# Most cubes solved in an hour???



## Deleted member 2864 (Jun 14, 2009)

Out of boredom, I cruise the rubiks website... and I find this:







Apparently, it's the most officially solved cubes in an hour...
Come on! that's just under a minute average... somebody go ahead and destroy this record already!


----------



## PatrickJameson (Jun 14, 2009)

GWR has never really been great with speedcubing. All their cubing world records(like this, BLD, and even 3x3 speedsolve) have always been outdated or just not accurate at all.


----------



## elimescube (Jun 14, 2009)

Isn't it funny how they take "most pegs attached to face and neck at one time" and "longest eyebrow hair" more seriously than speedcubing 
Maybe they'll stumble upon the WCA database some day


----------



## Hadley4000 (Jun 14, 2009)

Wtf? I've done over double that. It's ********.


----------



## mazei (Jun 14, 2009)

GWR sucks. I could prolly do over 200 easy.


----------



## ajmorgan25 (Jun 14, 2009)

Yeah, GWR is horrible.


----------



## amostay2004 (Jun 14, 2009)

ajmorgan25 said:


> Yeah, GWR is horrible.



All the more reason to break them right? =p


----------



## joey (Jun 14, 2009)

elimescube said:


> Maybe they'll stumble upon the WCA database some day


Which of course they already do know about


----------



## Zava (Jun 14, 2009)

I think it doesn't (won't) stand any more, our 24 hour cubing marathon was also a guinness wr attempt, and Milán did 245 in the first hour (I did 195, not sure about Matyi)


----------



## Pietersmieters (Jun 14, 2009)

I did 114 so...meh


----------



## mazei (Jun 14, 2009)

I would do it if someone can scramble for me. Or I could do it real man's average style.


----------



## Novriil (Jun 14, 2009)

As soon as I get my DX cubes then I'll do the same. Unofficially but still. I'll try to break it. Maybe in two weeks. Hope that the cubes ship fast to Est  I think I'll do it with CCT so I can see every cube time and average too.

• [Material]
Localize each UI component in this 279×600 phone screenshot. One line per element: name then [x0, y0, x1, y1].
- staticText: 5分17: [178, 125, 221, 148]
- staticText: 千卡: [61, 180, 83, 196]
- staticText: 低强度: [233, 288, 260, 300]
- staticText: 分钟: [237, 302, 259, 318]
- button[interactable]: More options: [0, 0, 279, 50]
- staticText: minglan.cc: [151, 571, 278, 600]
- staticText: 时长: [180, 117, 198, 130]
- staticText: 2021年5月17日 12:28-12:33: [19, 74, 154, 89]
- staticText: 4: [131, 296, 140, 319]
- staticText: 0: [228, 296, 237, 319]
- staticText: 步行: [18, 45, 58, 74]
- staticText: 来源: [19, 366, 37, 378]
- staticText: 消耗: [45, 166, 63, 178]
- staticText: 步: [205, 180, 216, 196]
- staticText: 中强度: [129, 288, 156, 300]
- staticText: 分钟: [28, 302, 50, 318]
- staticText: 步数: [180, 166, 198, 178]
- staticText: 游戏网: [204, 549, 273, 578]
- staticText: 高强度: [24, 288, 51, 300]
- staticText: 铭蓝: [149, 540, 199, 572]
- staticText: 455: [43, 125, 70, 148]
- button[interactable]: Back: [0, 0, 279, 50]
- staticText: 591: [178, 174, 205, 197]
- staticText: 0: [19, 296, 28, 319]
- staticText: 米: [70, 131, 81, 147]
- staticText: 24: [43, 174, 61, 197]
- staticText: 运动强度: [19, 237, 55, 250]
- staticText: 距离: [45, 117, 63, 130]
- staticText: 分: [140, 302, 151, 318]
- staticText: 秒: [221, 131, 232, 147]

• [Task brief]
Continue the forum thread about the record for most cubes solved in an hour from its last post.

• [The result]
----------



## shoot1510 (Jun 14, 2009)

Their not using scramble algorithm. They just made hand scramble. If your in a 3x3x3 sub-15 sec and you have to solve lots of cubes in 1 hour, you can actually solve about over 1000 cubes.


----------



## Escher (Jun 14, 2009)

shoot1510 said:


> Their not using scramble algorithm. They just made hand scramble. If your in a 3x3x3 sub-15 sec and you have to solve lots of cubes in 1 hour, you can actually solve about over 1000 cubes.



Wow. And there I was thinking that there are 3600 seconds in an hour.


----------



## (X) (Jun 14, 2009)

shoot1510 said:


> Their not using scramble algorithm. They just made hand scramble. If your in a 3x3x3 sub-15 sec and you have to solve lots of cubes in 1 hour, you can actually solve about over 1000 cubes.




60/15=4 , so 4 cubes in a minute

4*60=240 , so 240 cubes in an hour


----------



## mazei (Jun 14, 2009)

Well I think gasmus can do more than that.


----------



## luke1984 (Jun 14, 2009)

I'm not really impressed. But I think it was a nice try. I guess the cubes had to be inspected after solves, before he could start with the next one. That also takes up a lot of time. But I think some people an this board could've done double of what this guy did.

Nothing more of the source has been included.